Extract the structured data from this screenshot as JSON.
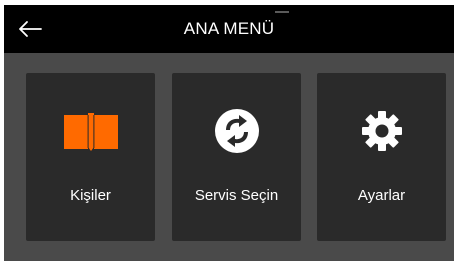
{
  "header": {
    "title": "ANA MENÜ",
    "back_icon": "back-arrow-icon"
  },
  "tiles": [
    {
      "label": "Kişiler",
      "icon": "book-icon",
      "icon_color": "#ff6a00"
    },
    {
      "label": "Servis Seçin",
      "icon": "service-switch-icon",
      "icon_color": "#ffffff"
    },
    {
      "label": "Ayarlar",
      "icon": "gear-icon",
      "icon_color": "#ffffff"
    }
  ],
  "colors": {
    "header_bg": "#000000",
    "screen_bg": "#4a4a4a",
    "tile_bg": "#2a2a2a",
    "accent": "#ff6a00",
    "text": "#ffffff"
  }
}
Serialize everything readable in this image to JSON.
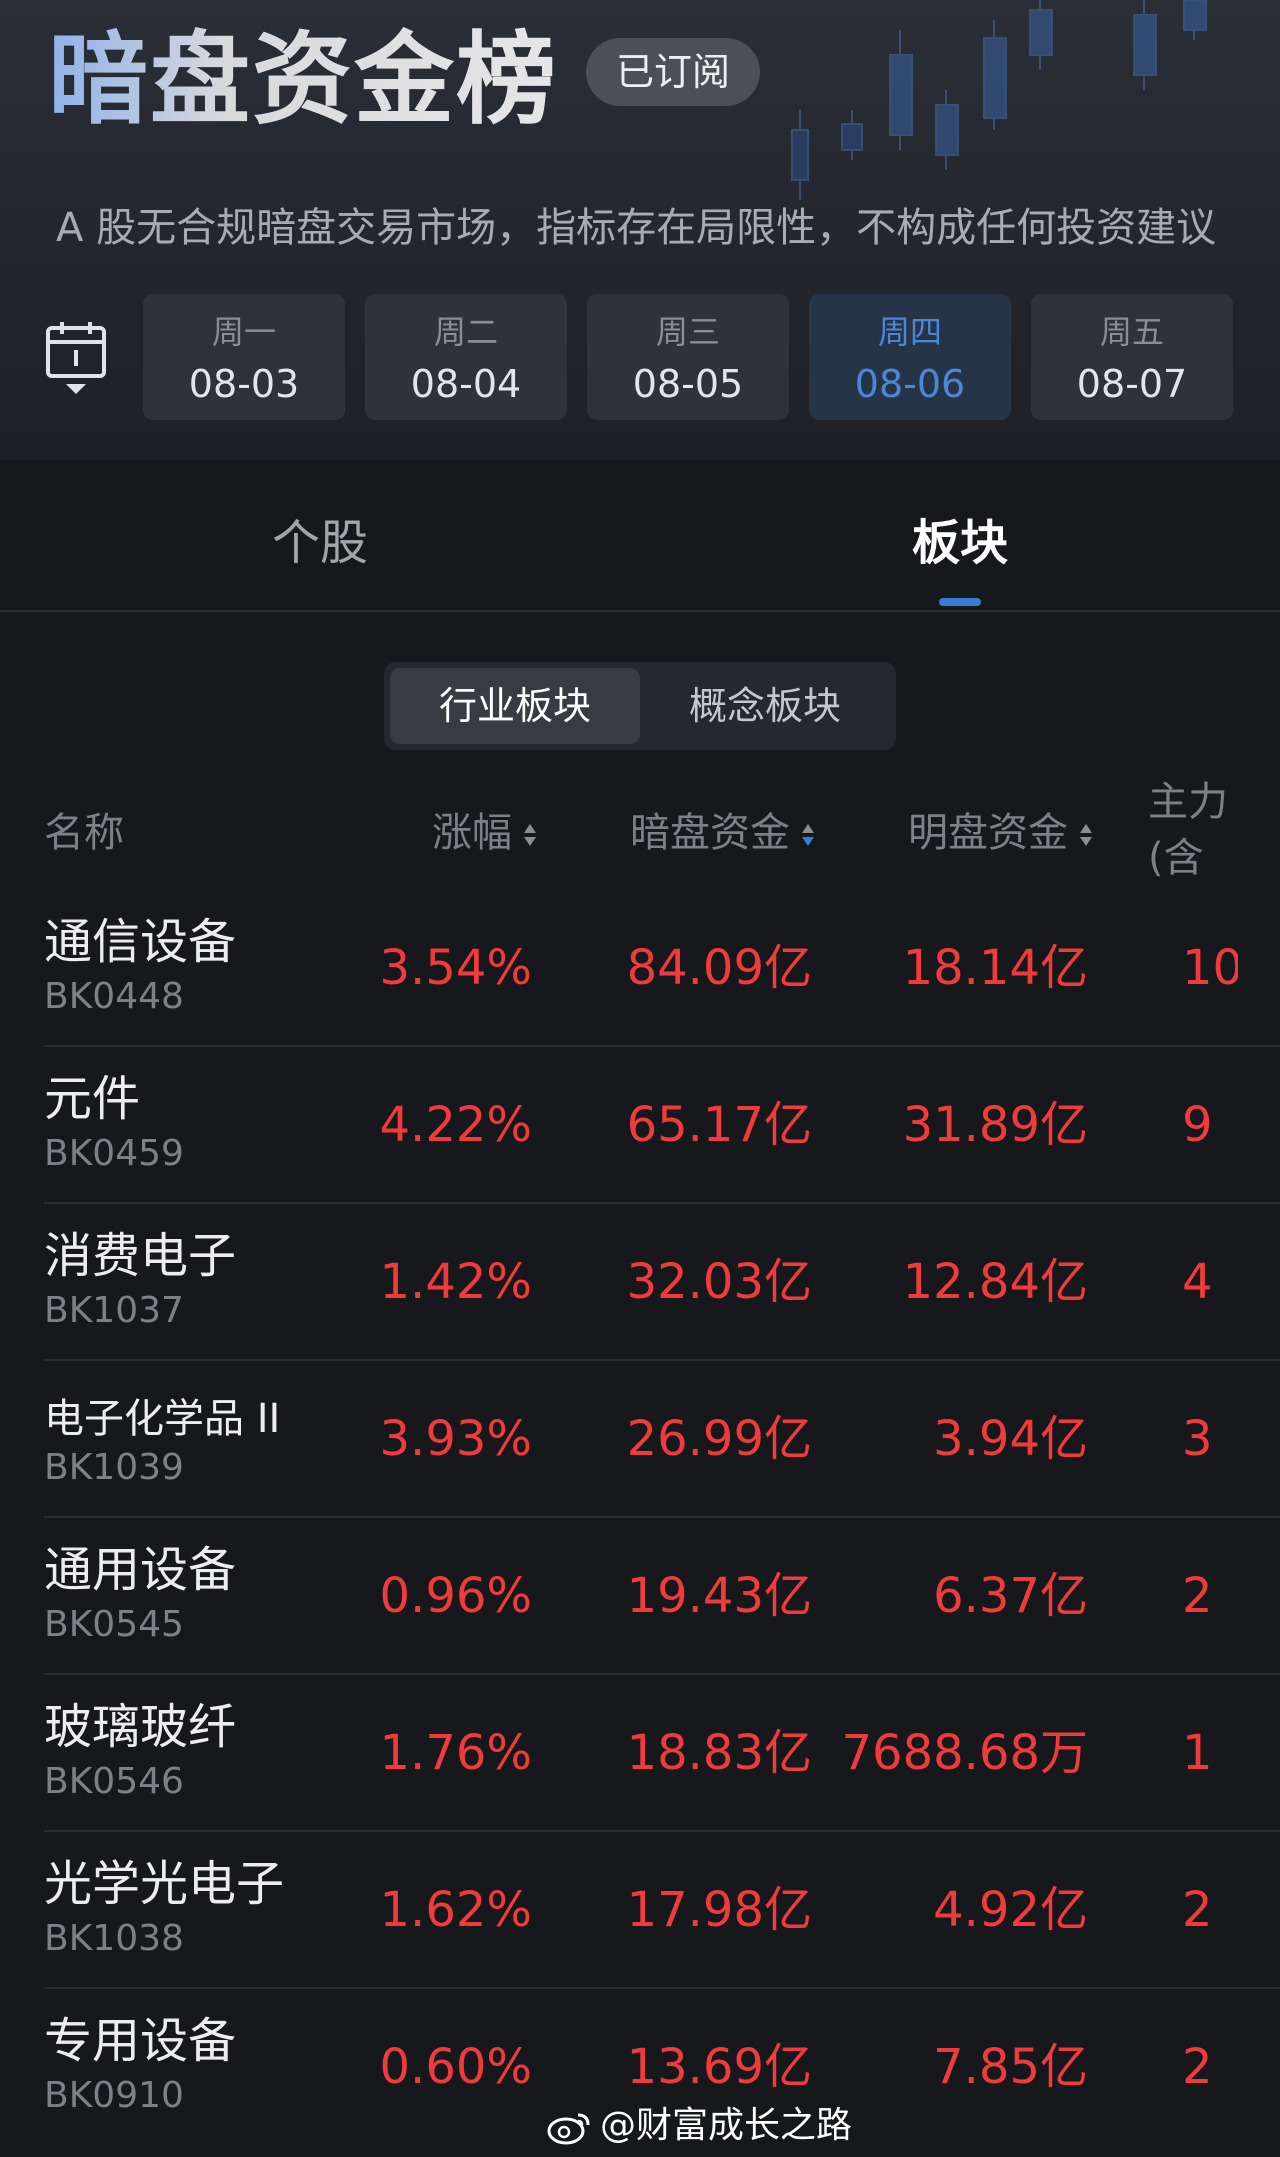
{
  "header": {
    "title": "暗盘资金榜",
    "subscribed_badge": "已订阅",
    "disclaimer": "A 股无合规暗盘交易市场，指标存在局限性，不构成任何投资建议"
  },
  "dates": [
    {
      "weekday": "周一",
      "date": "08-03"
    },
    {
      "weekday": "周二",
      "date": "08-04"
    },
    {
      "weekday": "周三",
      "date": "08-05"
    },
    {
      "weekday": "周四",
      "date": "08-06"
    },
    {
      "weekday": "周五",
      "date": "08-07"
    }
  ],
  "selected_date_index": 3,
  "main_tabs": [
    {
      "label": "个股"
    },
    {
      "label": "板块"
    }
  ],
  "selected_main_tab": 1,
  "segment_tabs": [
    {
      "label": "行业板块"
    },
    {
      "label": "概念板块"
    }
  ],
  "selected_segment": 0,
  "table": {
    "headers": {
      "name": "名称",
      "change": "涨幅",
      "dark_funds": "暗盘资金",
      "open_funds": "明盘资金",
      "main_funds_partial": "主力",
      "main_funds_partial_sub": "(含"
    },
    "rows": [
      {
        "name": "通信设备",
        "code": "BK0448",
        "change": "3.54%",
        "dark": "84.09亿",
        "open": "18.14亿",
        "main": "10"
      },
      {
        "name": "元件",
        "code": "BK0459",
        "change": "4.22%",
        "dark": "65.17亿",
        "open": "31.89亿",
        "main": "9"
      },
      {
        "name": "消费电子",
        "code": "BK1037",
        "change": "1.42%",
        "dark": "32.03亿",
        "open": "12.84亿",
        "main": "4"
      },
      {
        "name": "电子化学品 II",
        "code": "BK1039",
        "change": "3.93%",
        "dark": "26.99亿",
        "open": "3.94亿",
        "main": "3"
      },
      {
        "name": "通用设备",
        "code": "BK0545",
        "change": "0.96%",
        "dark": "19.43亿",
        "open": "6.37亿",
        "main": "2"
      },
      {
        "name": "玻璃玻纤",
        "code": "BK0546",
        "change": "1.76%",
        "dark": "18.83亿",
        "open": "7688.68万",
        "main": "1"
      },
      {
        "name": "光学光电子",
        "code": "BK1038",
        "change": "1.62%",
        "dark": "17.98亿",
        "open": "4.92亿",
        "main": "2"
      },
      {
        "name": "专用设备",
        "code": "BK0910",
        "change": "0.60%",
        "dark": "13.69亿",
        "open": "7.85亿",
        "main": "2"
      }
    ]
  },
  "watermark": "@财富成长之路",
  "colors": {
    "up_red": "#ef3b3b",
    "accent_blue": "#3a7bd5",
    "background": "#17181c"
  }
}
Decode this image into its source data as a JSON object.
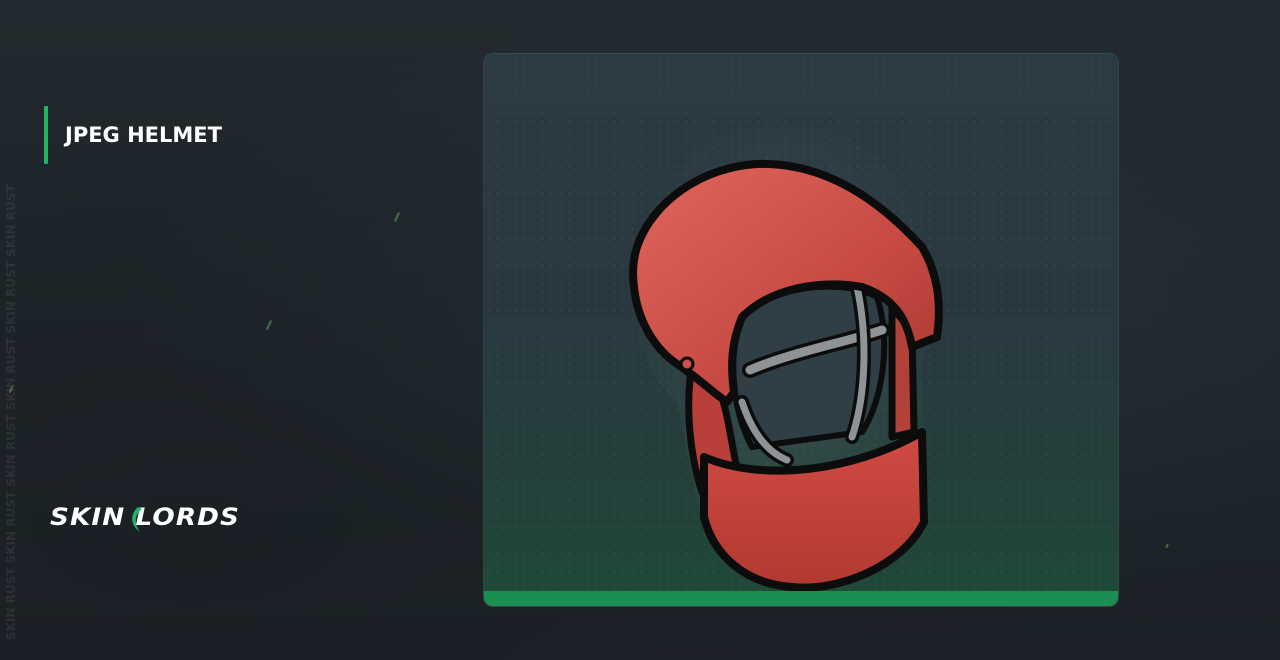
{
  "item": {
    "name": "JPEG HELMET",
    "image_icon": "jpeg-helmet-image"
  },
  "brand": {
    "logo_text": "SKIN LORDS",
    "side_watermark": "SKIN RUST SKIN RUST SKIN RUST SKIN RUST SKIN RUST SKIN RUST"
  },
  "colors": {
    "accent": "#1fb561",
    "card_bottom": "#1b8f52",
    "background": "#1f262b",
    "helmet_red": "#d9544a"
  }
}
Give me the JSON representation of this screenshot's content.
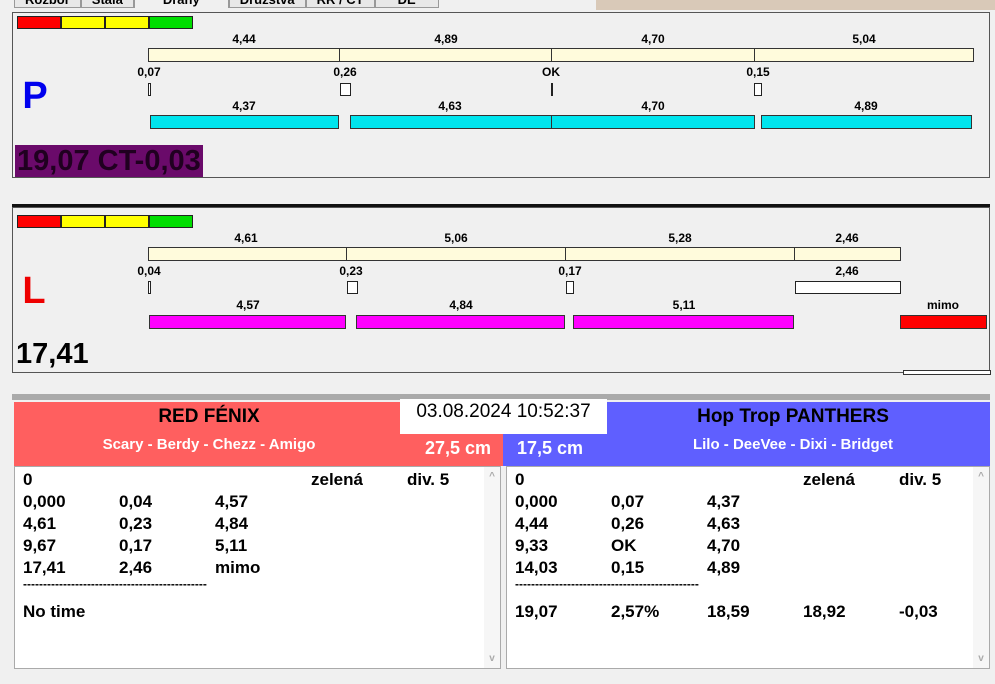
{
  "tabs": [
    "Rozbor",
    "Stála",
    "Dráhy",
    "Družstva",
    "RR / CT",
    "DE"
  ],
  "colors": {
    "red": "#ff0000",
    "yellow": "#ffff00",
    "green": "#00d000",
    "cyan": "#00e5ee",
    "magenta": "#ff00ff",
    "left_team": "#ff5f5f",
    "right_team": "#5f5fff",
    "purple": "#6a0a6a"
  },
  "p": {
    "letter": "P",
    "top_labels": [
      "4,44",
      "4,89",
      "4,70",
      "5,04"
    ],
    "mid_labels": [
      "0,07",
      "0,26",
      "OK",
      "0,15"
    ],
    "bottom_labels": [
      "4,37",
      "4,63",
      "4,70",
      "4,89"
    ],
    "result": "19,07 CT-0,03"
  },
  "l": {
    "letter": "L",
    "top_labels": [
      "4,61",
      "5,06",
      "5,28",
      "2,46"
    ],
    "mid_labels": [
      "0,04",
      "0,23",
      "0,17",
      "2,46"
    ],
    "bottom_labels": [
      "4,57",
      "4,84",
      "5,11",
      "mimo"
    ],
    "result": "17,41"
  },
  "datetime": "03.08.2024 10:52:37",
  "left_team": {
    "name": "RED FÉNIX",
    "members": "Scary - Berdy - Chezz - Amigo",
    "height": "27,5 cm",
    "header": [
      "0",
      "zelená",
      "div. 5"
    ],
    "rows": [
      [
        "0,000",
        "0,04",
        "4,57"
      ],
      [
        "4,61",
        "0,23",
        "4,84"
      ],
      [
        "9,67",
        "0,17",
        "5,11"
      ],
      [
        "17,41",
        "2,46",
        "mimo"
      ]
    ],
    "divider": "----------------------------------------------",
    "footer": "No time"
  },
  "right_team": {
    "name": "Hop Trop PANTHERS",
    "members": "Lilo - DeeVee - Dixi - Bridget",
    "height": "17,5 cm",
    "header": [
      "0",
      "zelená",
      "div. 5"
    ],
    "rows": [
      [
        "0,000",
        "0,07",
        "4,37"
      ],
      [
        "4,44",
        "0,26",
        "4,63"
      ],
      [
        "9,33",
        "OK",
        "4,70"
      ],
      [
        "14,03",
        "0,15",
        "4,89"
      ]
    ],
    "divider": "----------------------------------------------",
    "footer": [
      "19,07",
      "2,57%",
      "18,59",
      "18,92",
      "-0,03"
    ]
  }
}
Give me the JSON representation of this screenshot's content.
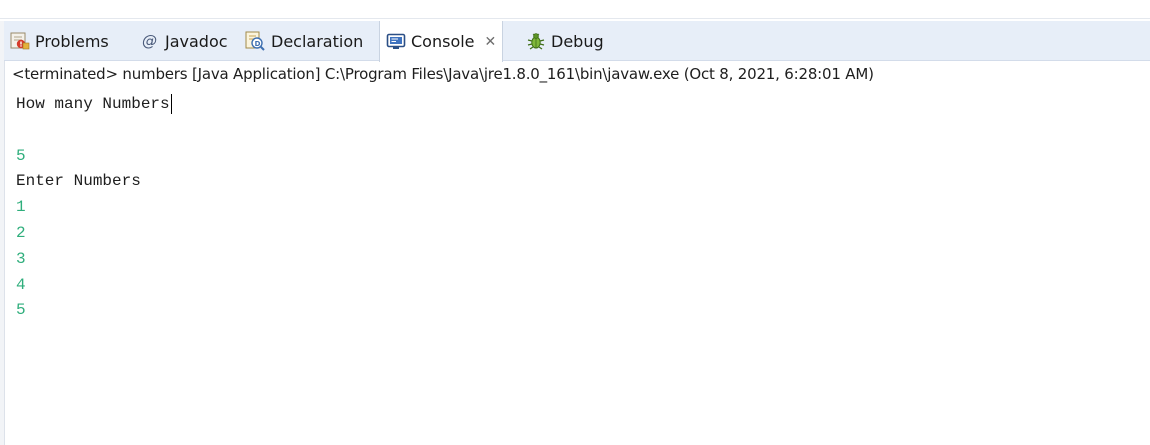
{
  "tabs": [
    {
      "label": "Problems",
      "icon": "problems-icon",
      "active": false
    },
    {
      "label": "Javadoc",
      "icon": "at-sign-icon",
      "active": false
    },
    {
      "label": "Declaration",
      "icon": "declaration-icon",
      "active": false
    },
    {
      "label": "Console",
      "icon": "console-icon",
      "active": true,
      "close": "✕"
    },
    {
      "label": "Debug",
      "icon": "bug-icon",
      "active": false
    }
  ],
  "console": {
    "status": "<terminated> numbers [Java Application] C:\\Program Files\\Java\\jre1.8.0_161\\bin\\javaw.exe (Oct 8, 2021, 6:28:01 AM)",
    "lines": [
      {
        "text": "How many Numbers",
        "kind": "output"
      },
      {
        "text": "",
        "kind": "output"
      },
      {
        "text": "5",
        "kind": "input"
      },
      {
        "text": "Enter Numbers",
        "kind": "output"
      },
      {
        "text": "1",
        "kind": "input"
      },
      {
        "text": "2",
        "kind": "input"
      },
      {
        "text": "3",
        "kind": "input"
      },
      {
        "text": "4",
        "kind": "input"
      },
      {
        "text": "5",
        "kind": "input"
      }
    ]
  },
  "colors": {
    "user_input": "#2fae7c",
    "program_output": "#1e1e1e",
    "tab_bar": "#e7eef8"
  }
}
━━━━━━
Ascertain the number of lines in the entries that include the word "data", and report only that number.

2